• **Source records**
+++

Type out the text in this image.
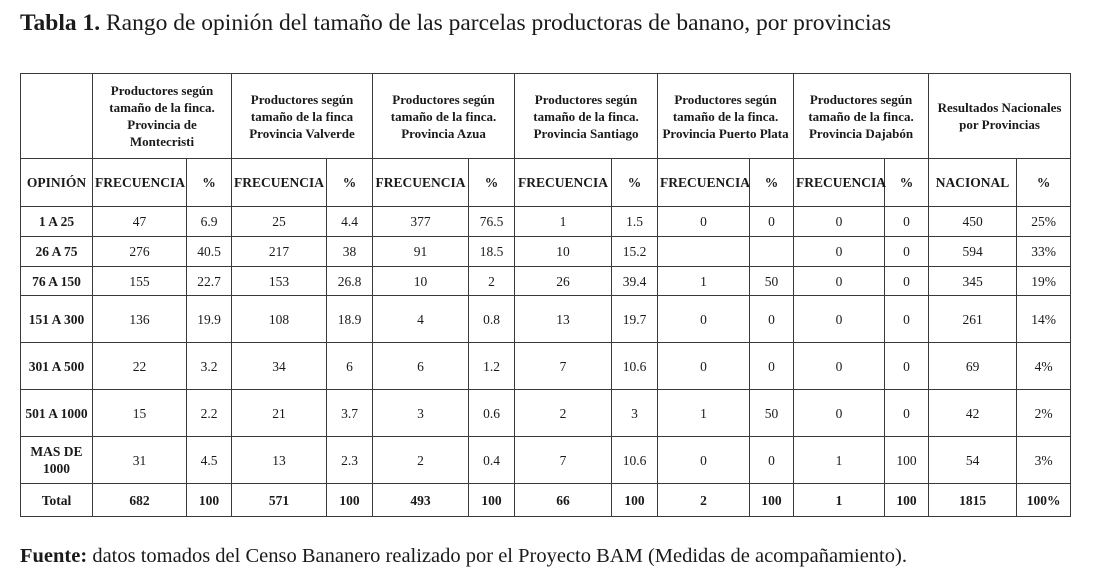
Tabla 1. Rango de opinión del tamaño de las parcelas productoras de banano, por provincias
	Productores según tamaño de la finca. Provincia de Montecristi		Productores según tamaño de la finca Provincia Valverde		Productores según tamaño de la finca. Provincia Azua		Productores según tamaño de la finca. Provincia Santiago		Productores según tamaño de la finca. Provincia Puerto Plata		Productores según tamaño de la finca. Provincia Dajabón		Resultados Nacionales por Provincias	
OPINIÓN	FRECUENCIA	%	FRECUENCIA	%	FRECUENCIA	%	FRECUENCIA	%	FRECUENCIA	%	FRECUENCIA	%	NACIONAL	%
1 A 25	47	6.9	25	4.4	377	76.5	1	1.5	0	0	0	0	450	25%
26 A 75	276	40.5	217	38	91	18.5	10	15.2			0	0	594	33%
76 A 150	155	22.7	153	26.8	10	2	26	39.4	1	50	0	0	345	19%
151 A 300	136	19.9	108	18.9	4	0.8	13	19.7	0	0	0	0	261	14%
301 A 500	22	3.2	34	6	6	1.2	7	10.6	0	0	0	0	69	4%
501 A 1000	15	2.2	21	3.7	3	0.6	2	3	1	50	0	0	42	2%
MAS DE 1000	31	4.5	13	2.3	2	0.4	7	10.6	0	0	1	100	54	3%
Total	682	100	571	100	493	100	66	100	2	100	1	100	1815	100%
Fuente: datos tomados del Censo Bananero realizado por el Proyecto BAM (Medidas de acompañamiento).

+++

Images in the records should not be copied. Repeat all the rest exactly.

Type out the text in this image.
Tabla 1. Rango de opinión del tamaño de las parcelas productoras de banano, por provincias
	Productores según tamaño de la finca. Provincia de Montecristi		Productores según tamaño de la finca Provincia Valverde		Productores según tamaño de la finca. Provincia Azua		Productores según tamaño de la finca. Provincia Santiago		Productores según tamaño de la finca. Provincia Puerto Plata		Productores según tamaño de la finca. Provincia Dajabón		Resultados Nacionales por Provincias	
OPINIÓN	FRECUENCIA	%	FRECUENCIA	%	FRECUENCIA	%	FRECUENCIA	%	FRECUENCIA	%	FRECUENCIA	%	NACIONAL	%
1 A 25	47	6.9	25	4.4	377	76.5	1	1.5	0	0	0	0	450	25%
26 A 75	276	40.5	217	38	91	18.5	10	15.2			0	0	594	33%
76 A 150	155	22.7	153	26.8	10	2	26	39.4	1	50	0	0	345	19%
151 A 300	136	19.9	108	18.9	4	0.8	13	19.7	0	0	0	0	261	14%
301 A 500	22	3.2	34	6	6	1.2	7	10.6	0	0	0	0	69	4%
501 A 1000	15	2.2	21	3.7	3	0.6	2	3	1	50	0	0	42	2%
MAS DE 1000	31	4.5	13	2.3	2	0.4	7	10.6	0	0	1	100	54	3%
Total	682	100	571	100	493	100	66	100	2	100	1	100	1815	100%
Fuente: datos tomados del Censo Bananero realizado por el Proyecto BAM (Medidas de acompañamiento).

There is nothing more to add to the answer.